Problem statement | Work out how many lines hold the string "시작하기". Give that number and nothing more.

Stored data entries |
----------------
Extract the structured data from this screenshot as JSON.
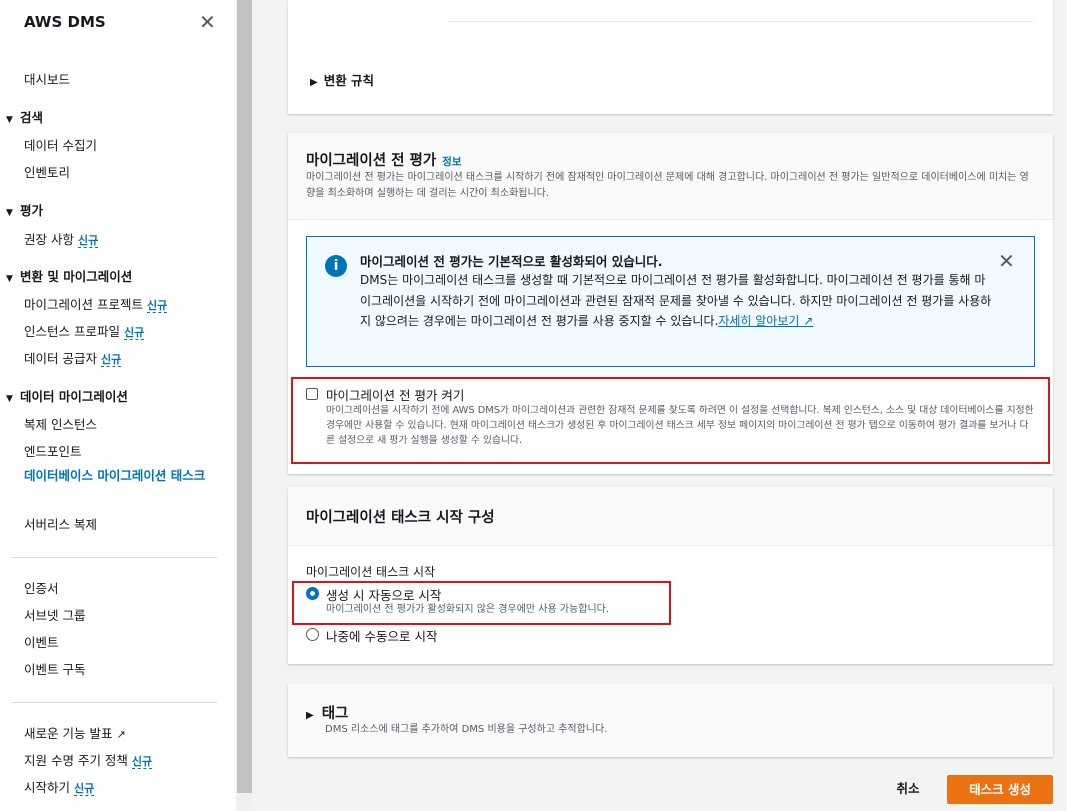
{
  "sidebar": {
    "title": "AWS DMS",
    "dashboard": "대시보드",
    "discover": {
      "label": "검색",
      "items": [
        "데이터 수집기",
        "인벤토리"
      ]
    },
    "assess": {
      "label": "평가",
      "items": [
        {
          "label": "권장 사항",
          "badge": "신규"
        }
      ]
    },
    "convert": {
      "label": "변환 및 마이그레이션",
      "items": [
        {
          "label": "마이그레이션 프로젝트",
          "badge": "신규"
        },
        {
          "label": "인스턴스 프로파일",
          "badge": "신규"
        },
        {
          "label": "데이터 공급자",
          "badge": "신규"
        }
      ]
    },
    "data_migration": {
      "label": "데이터 마이그레이션",
      "items": [
        "복제 인스턴스",
        "엔드포인트",
        "데이터베이스 마이그레이션 태스크",
        "서버리스 복제"
      ]
    },
    "misc": [
      "인증서",
      "서브넷 그룹",
      "이벤트",
      "이벤트 구독"
    ],
    "footer": [
      {
        "label": "새로운 기능 발표"
      },
      {
        "label": "지원 수명 주기 정책",
        "badge": "신규"
      },
      {
        "label": "시작하기",
        "badge": "신규"
      }
    ]
  },
  "transform_rules": {
    "label": "변환 규칙"
  },
  "premigration": {
    "title": "마이그레이션 전 평가",
    "info": "정보",
    "description": "마이그레이션 전 평가는 마이그레이션 태스크를 시작하기 전에 잠재적인 마이그레이션 문제에 대해 경고합니다. 마이그레이션 전 평가는 일반적으로 데이터베이스에 미치는 영향을 최소화하며 실행하는 데 걸리는 시간이 최소화됩니다.",
    "alert": {
      "title": "마이그레이션 전 평가는 기본적으로 활성화되어 있습니다.",
      "body": "DMS는 마이그레이션 태스크를 생성할 때 기본적으로 마이그레이션 전 평가를 활성화합니다. 마이그레이션 전 평가를 통해 마이그레이션을 시작하기 전에 마이그레이션과 관련된 잠재적 문제를 찾아낼 수 있습니다. 하지만 마이그레이션 전 평가를 사용하지 않으려는 경우에는 마이그레이션 전 평가를 사용 중지할 수 있습니다.",
      "link": "자세히 알아보기"
    },
    "checkbox": {
      "label": "마이그레이션 전 평가 켜기",
      "description": "마이그레이션을 시작하기 전에 AWS DMS가 마이그레이션과 관련한 잠재적 문제를 찾도록 하려면 이 설정을 선택합니다. 복제 인스턴스, 소스 및 대상 데이터베이스를 지정한 경우에만 사용할 수 있습니다. 현재 마이그레이션 태스크가 생성된 후 마이그레이션 태스크 세부 정보 페이지의 마이그레이션 전 평가 탭으로 이동하여 평가 결과를 보거나 다른 설정으로 새 평가 실행을 생성할 수 있습니다."
    }
  },
  "startup": {
    "title": "마이그레이션 태스크 시작 구성",
    "field_label": "마이그레이션 태스크 시작",
    "option_auto": "생성 시 자동으로 시작",
    "option_auto_desc": "마이그레이션 전 평가가 활성화되지 않은 경우에만 사용 가능합니다.",
    "option_manual": "나중에 수동으로 시작"
  },
  "tags": {
    "title": "태그",
    "description": "DMS 리소스에 태그를 추가하여 DMS 비용을 구성하고 추적합니다."
  },
  "actions": {
    "cancel": "취소",
    "create": "태스크 생성"
  }
}
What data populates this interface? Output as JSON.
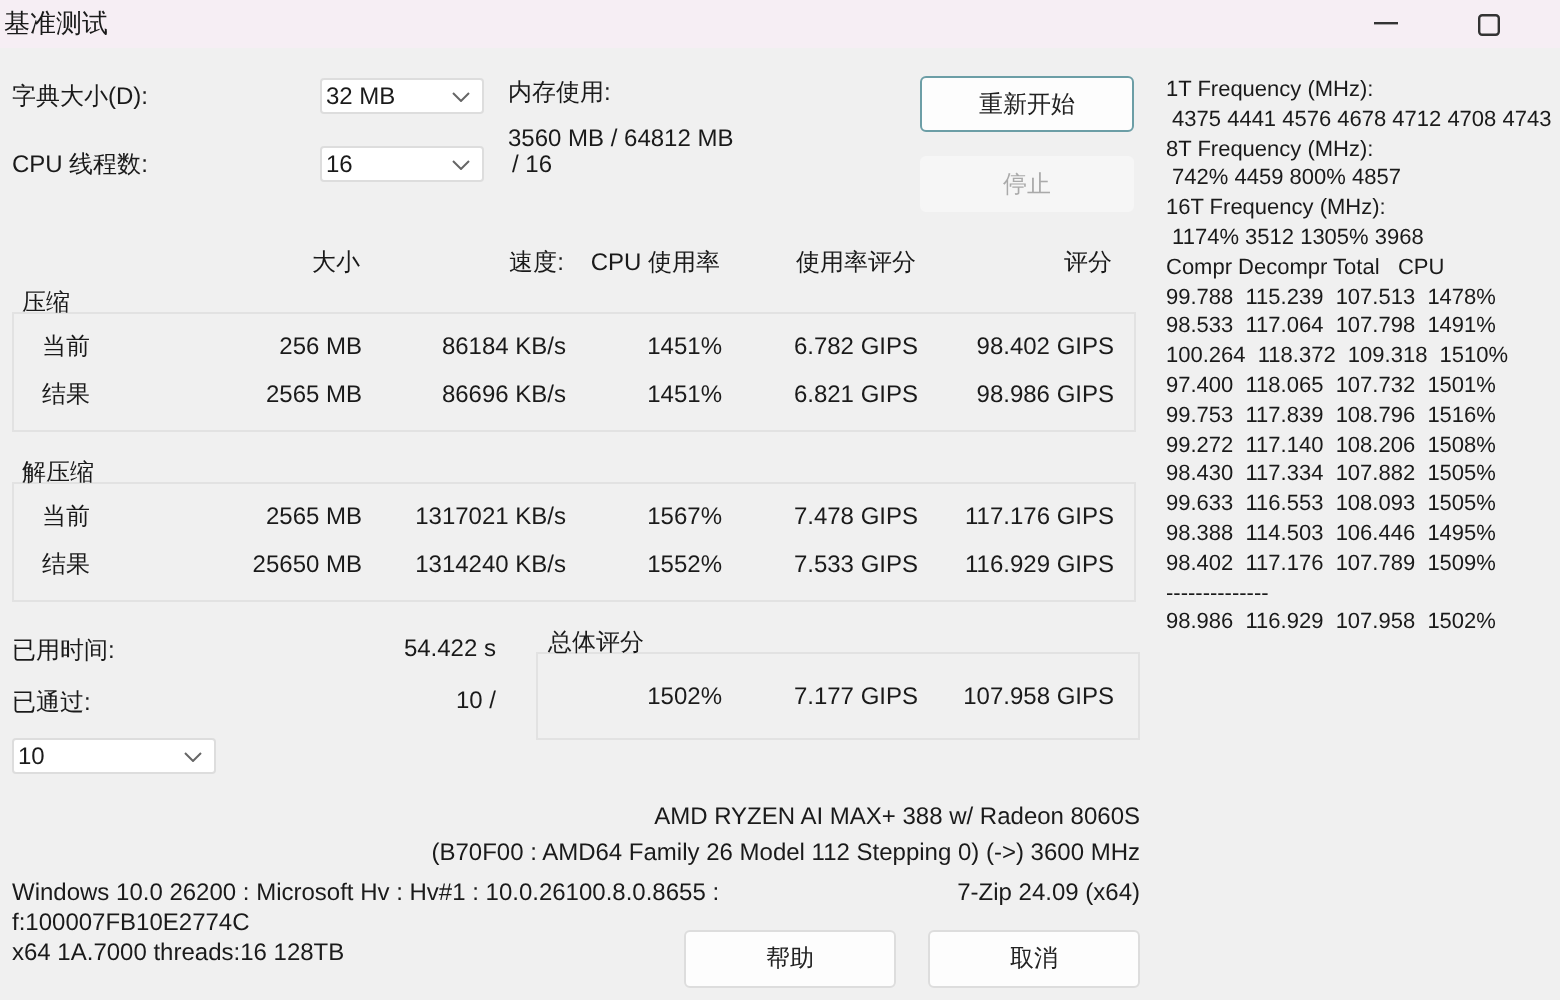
{
  "window": {
    "title": "基准测试"
  },
  "dictionary": {
    "label": "字典大小(D):",
    "value": "32 MB"
  },
  "threads": {
    "label": "CPU 线程数:",
    "value": "16",
    "total": "/ 16"
  },
  "memory": {
    "label": "内存使用:",
    "value": "3560 MB / 64812 MB"
  },
  "side_buttons": [
    {
      "label": "重新开始",
      "disabled": false
    },
    {
      "label": "停止",
      "disabled": true
    }
  ],
  "table": {
    "columns": [
      "大小",
      "速度:",
      "CPU 使用率",
      "使用率评分",
      "评分"
    ],
    "groups": [
      {
        "title": "压缩",
        "rows": [
          {
            "label": "当前",
            "cells": [
              "256 MB",
              "86184 KB/s",
              "1451%",
              "6.782 GIPS",
              "98.402 GIPS"
            ]
          },
          {
            "label": "结果",
            "cells": [
              "2565 MB",
              "86696 KB/s",
              "1451%",
              "6.821 GIPS",
              "98.986 GIPS"
            ]
          }
        ]
      },
      {
        "title": "解压缩",
        "rows": [
          {
            "label": "当前",
            "cells": [
              "2565 MB",
              "1317021 KB/s",
              "1567%",
              "7.478 GIPS",
              "117.176 GIPS"
            ]
          },
          {
            "label": "结果",
            "cells": [
              "25650 MB",
              "1314240 KB/s",
              "1552%",
              "7.533 GIPS",
              "116.929 GIPS"
            ]
          }
        ]
      }
    ]
  },
  "elapsed": {
    "label": "已用时间:",
    "value": "54.422 s"
  },
  "passes": {
    "label": "已通过:",
    "value": "10 /",
    "select": "10"
  },
  "overall": {
    "title": "总体评分",
    "cells": [
      "1502%",
      "7.177 GIPS",
      "107.958 GIPS"
    ]
  },
  "cpu_info": [
    "AMD RYZEN AI MAX+ 388 w/ Radeon 8060S",
    "(B70F00 : AMD64 Family 26 Model 112 Stepping 0) (->) 3600 MHz"
  ],
  "system_info": [
    "Windows 10.0 26200 : Microsoft Hv : Hv#1 : 10.0.26100.8.0.8655 :",
    "f:100007FB10E2774C",
    "x64 1A.7000 threads:16 128TB"
  ],
  "version": "7-Zip 24.09 (x64)",
  "bottom_buttons": [
    {
      "label": "帮助"
    },
    {
      "label": "取消"
    }
  ],
  "log": [
    "1T Frequency (MHz):",
    " 4375 4441 4576 4678 4712 4708 4743",
    "8T Frequency (MHz):",
    " 742% 4459 800% 4857",
    "16T Frequency (MHz):",
    " 1174% 3512 1305% 3968",
    "Compr Decompr Total   CPU",
    "99.788  115.239  107.513  1478%",
    "98.533  117.064  107.798  1491%",
    "100.264  118.372  109.318  1510%",
    "97.400  118.065  107.732  1501%",
    "99.753  117.839  108.796  1516%",
    "99.272  117.140  108.206  1508%",
    "98.430  117.334  107.882  1505%",
    "99.633  116.553  108.093  1505%",
    "98.388  114.503  106.446  1495%",
    "98.402  117.176  107.789  1509%",
    "--------------",
    "98.986  116.929  107.958  1502%"
  ]
}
----------------
Response | 4